§ WHAT YOU SHOULD DO:
Reproduce the data below verbatim, from its first line up to and including the line with "- grease-fitting-ball: [367, 216, 403, 252]".

§ TASK MATERIAL:
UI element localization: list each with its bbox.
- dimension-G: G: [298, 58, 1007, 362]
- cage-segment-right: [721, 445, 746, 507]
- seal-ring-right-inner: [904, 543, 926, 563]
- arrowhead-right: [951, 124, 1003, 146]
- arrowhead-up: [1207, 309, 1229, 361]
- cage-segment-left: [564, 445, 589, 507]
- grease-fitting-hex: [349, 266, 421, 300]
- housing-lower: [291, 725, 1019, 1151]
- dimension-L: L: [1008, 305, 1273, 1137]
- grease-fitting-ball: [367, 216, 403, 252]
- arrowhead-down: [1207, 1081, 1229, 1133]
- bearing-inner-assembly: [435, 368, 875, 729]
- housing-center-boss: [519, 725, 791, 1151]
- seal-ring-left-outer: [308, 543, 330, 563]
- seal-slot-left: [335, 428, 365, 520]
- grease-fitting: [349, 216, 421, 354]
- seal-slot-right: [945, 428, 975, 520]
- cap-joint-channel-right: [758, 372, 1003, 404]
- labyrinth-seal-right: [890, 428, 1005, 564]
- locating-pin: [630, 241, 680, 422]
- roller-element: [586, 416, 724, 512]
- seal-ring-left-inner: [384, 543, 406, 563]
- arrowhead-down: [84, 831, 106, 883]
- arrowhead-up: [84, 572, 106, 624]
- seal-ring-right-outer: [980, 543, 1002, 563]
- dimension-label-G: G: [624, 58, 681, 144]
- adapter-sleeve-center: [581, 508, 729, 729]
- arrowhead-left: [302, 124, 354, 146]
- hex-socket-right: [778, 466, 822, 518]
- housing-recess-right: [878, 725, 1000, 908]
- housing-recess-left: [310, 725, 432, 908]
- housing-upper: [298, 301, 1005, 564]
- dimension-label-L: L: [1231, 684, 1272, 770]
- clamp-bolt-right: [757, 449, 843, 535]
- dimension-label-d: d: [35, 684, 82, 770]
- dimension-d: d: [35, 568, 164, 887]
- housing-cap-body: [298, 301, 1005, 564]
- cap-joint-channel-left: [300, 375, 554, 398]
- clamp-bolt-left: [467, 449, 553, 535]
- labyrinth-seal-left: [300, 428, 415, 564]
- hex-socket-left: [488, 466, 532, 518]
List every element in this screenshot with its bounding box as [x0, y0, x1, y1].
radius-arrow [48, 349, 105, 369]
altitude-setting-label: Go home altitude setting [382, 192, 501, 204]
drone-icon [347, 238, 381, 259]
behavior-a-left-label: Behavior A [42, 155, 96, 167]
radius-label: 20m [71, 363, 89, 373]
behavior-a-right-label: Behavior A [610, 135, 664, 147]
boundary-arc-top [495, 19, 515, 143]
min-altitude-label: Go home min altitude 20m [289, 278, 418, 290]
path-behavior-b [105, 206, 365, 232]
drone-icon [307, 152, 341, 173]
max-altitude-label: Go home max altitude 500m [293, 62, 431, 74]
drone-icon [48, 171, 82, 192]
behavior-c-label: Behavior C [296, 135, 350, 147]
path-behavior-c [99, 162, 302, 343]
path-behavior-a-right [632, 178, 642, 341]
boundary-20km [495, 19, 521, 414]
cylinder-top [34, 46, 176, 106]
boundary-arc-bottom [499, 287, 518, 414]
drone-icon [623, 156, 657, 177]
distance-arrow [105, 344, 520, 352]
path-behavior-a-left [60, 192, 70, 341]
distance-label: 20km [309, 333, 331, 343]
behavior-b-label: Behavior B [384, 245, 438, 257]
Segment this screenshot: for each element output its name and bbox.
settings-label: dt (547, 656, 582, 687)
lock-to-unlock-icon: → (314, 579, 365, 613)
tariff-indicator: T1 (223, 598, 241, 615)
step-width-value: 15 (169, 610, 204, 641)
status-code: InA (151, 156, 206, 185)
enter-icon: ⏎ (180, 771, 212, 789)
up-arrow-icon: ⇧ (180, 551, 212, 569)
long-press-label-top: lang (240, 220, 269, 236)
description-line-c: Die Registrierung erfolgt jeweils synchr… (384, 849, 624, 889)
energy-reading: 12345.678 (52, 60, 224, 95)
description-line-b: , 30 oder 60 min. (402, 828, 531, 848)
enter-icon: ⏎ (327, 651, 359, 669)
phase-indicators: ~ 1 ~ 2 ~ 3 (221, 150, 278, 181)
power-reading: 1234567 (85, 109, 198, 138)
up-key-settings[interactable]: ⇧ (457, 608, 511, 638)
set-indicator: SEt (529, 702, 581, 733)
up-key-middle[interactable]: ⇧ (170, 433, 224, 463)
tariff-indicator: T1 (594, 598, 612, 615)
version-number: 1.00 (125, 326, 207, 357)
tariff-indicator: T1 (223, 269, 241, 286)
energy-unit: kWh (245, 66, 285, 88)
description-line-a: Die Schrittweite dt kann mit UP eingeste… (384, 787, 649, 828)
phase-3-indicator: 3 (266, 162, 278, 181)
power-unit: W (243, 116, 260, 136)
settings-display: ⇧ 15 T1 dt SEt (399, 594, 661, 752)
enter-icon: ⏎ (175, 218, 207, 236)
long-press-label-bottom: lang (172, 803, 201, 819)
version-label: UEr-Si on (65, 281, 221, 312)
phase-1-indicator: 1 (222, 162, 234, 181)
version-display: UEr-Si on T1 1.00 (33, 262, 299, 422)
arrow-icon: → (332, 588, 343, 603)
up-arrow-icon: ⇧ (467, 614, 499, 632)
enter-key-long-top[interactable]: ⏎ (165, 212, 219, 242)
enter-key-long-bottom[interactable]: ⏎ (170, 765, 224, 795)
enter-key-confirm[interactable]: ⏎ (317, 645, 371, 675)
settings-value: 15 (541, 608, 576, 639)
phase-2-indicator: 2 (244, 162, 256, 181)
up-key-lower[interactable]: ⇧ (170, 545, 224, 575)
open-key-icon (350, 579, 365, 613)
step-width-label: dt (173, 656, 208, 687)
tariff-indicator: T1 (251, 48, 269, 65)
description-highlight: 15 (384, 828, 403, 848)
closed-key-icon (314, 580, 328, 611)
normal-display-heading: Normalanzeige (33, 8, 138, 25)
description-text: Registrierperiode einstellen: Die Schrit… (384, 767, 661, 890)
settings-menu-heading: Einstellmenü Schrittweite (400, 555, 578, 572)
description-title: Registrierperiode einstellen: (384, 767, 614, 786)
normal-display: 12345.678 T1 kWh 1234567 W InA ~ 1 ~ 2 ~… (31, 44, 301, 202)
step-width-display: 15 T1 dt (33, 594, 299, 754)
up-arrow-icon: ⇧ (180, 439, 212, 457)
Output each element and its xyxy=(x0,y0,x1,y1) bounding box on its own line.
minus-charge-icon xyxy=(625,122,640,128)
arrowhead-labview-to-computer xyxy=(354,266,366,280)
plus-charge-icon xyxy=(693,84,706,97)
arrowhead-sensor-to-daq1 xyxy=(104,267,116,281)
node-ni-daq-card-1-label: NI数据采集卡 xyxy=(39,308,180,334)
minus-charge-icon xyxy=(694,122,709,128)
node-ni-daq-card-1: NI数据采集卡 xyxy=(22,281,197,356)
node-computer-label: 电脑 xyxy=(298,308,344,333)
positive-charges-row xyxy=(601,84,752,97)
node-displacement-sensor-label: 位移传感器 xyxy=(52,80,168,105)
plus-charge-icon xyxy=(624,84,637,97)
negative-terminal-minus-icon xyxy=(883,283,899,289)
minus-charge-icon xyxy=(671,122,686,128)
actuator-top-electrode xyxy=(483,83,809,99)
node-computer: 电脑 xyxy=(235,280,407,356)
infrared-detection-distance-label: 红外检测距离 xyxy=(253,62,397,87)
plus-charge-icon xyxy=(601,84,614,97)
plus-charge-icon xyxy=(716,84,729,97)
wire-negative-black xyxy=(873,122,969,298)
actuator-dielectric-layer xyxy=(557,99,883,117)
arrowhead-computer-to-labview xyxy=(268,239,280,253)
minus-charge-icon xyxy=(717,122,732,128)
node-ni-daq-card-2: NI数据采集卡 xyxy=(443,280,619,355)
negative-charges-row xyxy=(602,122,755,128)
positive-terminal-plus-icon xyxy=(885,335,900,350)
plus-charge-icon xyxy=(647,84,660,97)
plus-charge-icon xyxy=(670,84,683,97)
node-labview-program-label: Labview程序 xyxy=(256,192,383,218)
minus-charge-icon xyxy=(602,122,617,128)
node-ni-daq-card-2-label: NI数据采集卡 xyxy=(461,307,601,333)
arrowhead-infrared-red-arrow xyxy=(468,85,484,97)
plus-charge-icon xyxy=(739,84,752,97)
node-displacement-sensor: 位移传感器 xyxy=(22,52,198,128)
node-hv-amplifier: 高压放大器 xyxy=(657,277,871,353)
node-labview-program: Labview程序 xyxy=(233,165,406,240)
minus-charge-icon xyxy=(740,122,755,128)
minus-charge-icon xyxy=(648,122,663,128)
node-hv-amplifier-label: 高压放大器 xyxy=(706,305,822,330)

§ WRITTEN ANSWER:
UI element localization: list each with its bbox.
- dimension-G: G: [298, 58, 1007, 362]
- cage-segment-right: [721, 445, 746, 507]
- seal-ring-right-inner: [904, 543, 926, 563]
- arrowhead-right: [951, 124, 1003, 146]
- arrowhead-up: [1207, 309, 1229, 361]
- cage-segment-left: [564, 445, 589, 507]
- grease-fitting-hex: [349, 266, 421, 300]
- housing-lower: [291, 725, 1019, 1151]
- dimension-L: L: [1008, 305, 1273, 1137]
- grease-fitting-ball: [367, 216, 403, 252]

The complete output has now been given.